======== Document segment
I miss sleep

Not in a "I wish I could get 8 hours instead of the 7 I now get" kind of way. In a bone-weary, completely exhausted, haven't-had-a-good-night's-sleep-in-6-years kind of way.

I love my dear children. I wouldn't trade them or the experience of being a parent for anything in the world. But it would be nice if they actually let me sleep for more than 2 hours at a time.

Last night, after an exhausting day of trying to keep the house clean for showings, I finally turned out the lights at 12:30. Aubrey then woke me up at 1:45, and I was back in bed at 2. Then, at 4:45, Aiden comes in feeling sick to his stomach. After getting him settled back into bed, I crawled back under the covers at 5:15, but I lay awake for quite a while before I could fall back to sleep. Brad's alarm went off at 6:50--but he had already gotten up and moved out to the couch (damn snooze button), so I was forced to get out of bed and turn it off, then go wake him up on the couch. Back to bed until Aubrey woke up at 7:45.
================
======== Supplied entries
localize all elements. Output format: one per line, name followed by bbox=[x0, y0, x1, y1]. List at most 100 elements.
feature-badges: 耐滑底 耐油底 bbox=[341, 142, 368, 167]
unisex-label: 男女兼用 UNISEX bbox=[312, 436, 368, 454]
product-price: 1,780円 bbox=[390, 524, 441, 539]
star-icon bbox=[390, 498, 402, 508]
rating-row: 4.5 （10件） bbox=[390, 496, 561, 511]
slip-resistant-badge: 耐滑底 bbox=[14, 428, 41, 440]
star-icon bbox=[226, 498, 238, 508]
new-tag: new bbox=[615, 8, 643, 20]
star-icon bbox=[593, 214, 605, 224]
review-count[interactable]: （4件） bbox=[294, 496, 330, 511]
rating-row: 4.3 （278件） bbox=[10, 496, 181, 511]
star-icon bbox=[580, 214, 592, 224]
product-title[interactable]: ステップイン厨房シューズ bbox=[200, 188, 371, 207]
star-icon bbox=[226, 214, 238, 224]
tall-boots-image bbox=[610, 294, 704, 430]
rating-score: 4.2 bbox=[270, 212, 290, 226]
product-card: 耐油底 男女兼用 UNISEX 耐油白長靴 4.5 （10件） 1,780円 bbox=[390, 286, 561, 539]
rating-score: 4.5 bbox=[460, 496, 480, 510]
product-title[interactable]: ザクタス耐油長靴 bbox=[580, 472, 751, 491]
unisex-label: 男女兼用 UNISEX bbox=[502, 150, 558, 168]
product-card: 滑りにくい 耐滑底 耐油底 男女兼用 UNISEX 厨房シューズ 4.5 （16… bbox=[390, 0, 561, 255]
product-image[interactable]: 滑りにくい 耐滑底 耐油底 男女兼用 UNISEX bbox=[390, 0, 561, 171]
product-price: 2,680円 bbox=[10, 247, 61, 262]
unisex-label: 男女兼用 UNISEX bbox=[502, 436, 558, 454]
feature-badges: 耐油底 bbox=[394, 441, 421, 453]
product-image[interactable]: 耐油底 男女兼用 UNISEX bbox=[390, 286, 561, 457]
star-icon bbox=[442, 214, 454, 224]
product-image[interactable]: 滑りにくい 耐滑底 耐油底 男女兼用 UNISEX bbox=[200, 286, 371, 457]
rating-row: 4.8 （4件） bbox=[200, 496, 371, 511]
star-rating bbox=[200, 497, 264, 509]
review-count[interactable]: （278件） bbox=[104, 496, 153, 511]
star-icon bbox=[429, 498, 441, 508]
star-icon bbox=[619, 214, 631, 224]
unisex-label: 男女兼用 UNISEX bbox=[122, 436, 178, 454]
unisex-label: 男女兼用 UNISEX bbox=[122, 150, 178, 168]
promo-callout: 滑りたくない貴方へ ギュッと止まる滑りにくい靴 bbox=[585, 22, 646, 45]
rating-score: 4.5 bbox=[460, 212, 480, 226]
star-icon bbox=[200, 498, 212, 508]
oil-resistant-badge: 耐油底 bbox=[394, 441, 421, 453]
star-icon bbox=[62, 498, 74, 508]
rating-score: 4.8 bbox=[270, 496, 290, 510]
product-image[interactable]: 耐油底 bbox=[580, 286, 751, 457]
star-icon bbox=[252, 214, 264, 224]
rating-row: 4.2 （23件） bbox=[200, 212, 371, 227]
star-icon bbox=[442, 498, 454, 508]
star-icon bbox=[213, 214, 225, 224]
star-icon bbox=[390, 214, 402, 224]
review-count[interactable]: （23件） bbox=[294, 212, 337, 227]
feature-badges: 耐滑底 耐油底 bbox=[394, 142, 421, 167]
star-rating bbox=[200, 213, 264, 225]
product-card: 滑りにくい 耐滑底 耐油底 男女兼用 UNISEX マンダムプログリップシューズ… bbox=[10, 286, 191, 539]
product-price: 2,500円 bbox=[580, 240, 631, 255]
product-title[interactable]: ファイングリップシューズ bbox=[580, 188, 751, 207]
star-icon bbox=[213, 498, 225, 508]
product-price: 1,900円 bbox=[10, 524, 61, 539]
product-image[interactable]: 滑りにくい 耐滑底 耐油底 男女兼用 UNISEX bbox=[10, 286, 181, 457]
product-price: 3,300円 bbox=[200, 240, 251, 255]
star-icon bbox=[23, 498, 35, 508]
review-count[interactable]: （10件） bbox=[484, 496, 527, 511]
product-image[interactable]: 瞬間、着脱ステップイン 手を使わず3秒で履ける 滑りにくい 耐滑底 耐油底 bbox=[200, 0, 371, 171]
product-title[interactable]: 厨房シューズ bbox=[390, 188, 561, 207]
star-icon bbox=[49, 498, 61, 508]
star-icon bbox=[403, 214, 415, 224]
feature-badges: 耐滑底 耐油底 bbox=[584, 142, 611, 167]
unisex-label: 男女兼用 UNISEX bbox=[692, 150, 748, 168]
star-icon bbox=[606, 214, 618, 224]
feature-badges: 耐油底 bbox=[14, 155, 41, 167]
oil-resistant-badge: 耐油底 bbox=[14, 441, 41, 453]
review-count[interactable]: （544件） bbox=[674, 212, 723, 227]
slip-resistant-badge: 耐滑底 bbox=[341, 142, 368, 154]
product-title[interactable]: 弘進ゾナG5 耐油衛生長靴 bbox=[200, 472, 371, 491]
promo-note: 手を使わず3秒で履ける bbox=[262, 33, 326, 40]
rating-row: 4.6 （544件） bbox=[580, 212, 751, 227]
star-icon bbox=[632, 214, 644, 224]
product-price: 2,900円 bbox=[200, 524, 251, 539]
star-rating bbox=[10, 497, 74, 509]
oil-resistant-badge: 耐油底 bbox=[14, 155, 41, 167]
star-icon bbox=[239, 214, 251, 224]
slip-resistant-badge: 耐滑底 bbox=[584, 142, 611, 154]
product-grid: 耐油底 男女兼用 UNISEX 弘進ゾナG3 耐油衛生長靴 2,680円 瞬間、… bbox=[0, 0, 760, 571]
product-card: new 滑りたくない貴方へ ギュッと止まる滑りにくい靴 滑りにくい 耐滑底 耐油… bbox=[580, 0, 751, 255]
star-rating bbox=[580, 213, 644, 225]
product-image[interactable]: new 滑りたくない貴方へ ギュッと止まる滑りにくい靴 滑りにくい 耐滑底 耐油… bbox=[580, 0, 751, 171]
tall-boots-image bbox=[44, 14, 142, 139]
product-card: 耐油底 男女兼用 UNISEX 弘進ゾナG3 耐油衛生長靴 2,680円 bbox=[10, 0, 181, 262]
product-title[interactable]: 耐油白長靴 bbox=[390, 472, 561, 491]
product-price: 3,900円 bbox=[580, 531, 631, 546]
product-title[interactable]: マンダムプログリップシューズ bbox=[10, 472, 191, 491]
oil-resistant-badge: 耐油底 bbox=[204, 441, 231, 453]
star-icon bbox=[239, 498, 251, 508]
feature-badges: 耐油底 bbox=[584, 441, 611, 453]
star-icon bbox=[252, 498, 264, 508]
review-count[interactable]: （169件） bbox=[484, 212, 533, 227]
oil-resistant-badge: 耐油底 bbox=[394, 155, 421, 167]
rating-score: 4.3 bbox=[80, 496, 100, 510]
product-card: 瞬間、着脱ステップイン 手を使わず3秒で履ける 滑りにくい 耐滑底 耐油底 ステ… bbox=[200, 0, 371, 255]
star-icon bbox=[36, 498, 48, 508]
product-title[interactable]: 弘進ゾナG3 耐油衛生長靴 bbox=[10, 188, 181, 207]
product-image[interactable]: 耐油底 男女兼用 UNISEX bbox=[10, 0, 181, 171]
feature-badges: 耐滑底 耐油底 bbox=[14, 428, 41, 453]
================
■ Brief 1 ■
In the post about missing sleep, quote the passage starting at "I miss sleep" and running up to and including "hours at a time.".
■ Brief 2 ■
In the post about missing sleep, at what time did Aiden come in feeling sick to his stomach?

■ Answer box 1 ■
I miss sleep

Not in a "I wish I could get 8 hours instead of the 7 I now get" kind of way. In a bone-weary, completely exhausted, haven't-had-a-good-night's-sleep-in-6-years kind of way.

I love my dear children. I wouldn't trade them or the experience of being a parent for anything in the world. But it would be nice if they actually let me sleep for more than 2 hours at a time.

■ Answer box 2 ■
At 4:45.